INSTRUCTIONS FOR THE TASK
Decide whether each statement below agrees with the text on range sum queries, answering yes or no and quoting the words of the text that settle it.
1. Each query supplies two indices, l and r.
2. Traversing the array from l to r answers a single query in O(1) time.
3. Answering all Q queries by traversal takes O(Q*N) time.

GIVEN TEXT
Range Sum Queries on Array in O(1) Time Complexity

: Written by: Chitresh.Apte

Given an array A of N elements A₁, A₂, A₃. . . A_N, we have to answer Q queries. In each query, we will be given two indices l and r, we have to compute the sum of elements from index l to r.

In general, each query will define a contiguous block of array and we have to compute the sum of all elements in this block, more commonly known as a sub-array.

What is the time complexity required to achieve this task?

In every query if we traverse through the array from index l to r and compute the sum, the time complexity required for a single query will be O(N). And for answering all the Q queries it will be O(Q*N). If the constraints are easier, this approach might help us to answer the queries.

Dataset excerpt
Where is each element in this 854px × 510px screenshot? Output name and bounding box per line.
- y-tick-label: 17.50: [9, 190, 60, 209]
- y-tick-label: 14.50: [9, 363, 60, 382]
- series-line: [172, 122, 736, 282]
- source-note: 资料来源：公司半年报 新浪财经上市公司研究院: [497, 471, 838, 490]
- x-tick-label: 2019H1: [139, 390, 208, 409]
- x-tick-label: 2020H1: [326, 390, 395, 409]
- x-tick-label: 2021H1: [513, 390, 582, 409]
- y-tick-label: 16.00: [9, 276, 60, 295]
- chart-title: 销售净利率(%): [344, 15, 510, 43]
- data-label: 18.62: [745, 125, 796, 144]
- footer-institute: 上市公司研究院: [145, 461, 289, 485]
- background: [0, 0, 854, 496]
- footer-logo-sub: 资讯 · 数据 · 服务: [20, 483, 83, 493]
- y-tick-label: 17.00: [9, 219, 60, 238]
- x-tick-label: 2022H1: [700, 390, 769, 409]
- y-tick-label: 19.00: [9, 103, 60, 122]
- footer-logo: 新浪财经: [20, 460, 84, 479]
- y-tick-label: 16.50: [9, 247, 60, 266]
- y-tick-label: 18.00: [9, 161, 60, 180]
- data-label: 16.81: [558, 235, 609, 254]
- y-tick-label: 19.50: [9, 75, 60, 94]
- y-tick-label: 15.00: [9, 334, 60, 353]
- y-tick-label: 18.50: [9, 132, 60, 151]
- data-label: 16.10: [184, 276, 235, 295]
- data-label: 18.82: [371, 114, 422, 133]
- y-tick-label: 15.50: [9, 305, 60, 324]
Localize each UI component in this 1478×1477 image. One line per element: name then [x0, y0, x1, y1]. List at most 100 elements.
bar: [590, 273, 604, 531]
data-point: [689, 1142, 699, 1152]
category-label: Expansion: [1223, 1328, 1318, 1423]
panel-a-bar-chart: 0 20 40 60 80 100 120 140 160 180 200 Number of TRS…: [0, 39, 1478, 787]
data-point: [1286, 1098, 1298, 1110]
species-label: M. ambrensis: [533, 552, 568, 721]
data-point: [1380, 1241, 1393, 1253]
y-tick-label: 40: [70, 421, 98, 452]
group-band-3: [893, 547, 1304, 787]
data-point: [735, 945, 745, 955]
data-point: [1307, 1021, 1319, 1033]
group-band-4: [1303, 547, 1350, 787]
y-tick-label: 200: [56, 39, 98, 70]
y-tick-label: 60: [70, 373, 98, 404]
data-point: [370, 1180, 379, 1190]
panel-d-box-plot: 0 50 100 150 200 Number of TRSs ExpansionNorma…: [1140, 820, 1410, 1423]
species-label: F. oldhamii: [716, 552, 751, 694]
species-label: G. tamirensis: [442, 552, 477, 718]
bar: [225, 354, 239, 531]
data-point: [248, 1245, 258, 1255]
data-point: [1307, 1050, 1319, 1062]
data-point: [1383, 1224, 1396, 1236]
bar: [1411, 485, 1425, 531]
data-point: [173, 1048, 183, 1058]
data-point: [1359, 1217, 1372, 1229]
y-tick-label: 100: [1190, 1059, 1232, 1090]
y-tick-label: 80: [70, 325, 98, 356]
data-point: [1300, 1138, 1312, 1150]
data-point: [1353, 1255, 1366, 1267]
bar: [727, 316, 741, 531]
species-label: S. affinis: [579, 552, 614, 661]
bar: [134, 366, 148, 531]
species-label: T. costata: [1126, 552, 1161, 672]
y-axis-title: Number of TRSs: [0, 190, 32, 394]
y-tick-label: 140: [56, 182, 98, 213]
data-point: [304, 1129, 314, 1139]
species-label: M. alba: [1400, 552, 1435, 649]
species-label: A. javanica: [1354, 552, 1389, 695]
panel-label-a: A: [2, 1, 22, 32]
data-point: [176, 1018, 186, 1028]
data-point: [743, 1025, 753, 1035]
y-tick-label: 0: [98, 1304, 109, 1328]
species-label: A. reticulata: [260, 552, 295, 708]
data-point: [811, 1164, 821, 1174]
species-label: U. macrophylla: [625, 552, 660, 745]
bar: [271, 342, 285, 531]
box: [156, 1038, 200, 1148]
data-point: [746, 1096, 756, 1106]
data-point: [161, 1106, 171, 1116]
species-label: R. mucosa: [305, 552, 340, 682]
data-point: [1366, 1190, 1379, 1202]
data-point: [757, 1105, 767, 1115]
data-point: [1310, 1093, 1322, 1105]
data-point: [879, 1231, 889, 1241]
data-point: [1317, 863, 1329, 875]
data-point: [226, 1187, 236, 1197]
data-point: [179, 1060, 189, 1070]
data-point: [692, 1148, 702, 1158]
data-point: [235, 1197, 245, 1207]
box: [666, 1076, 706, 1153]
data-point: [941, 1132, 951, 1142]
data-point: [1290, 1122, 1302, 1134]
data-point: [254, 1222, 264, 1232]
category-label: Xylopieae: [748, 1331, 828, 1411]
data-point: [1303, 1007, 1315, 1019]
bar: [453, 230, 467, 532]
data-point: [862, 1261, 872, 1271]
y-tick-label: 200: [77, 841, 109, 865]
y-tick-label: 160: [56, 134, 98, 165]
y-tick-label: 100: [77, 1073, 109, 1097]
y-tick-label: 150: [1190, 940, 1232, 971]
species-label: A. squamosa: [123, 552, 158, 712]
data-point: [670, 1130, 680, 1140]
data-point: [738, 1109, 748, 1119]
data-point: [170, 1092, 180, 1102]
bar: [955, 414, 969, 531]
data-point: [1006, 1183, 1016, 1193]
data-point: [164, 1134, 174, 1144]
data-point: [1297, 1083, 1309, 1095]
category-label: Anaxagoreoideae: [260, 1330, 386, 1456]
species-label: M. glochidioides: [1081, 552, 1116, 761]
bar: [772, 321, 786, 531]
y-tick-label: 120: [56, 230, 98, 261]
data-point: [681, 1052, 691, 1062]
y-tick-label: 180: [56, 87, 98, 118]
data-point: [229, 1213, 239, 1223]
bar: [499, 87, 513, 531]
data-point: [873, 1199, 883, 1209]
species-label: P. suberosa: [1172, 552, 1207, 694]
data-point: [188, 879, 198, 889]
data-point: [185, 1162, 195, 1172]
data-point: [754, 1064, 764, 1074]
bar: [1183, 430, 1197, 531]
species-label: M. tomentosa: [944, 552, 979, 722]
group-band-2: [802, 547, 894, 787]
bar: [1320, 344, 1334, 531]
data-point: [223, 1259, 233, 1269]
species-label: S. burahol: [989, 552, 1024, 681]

THE SOLUTION
1. Yes: "In each query, we will be given two indices l and r"
2. No: "the time complexity required for a single query will be O(N)"
3. Yes: "And for answering all the Q queries it will be O(Q*N)."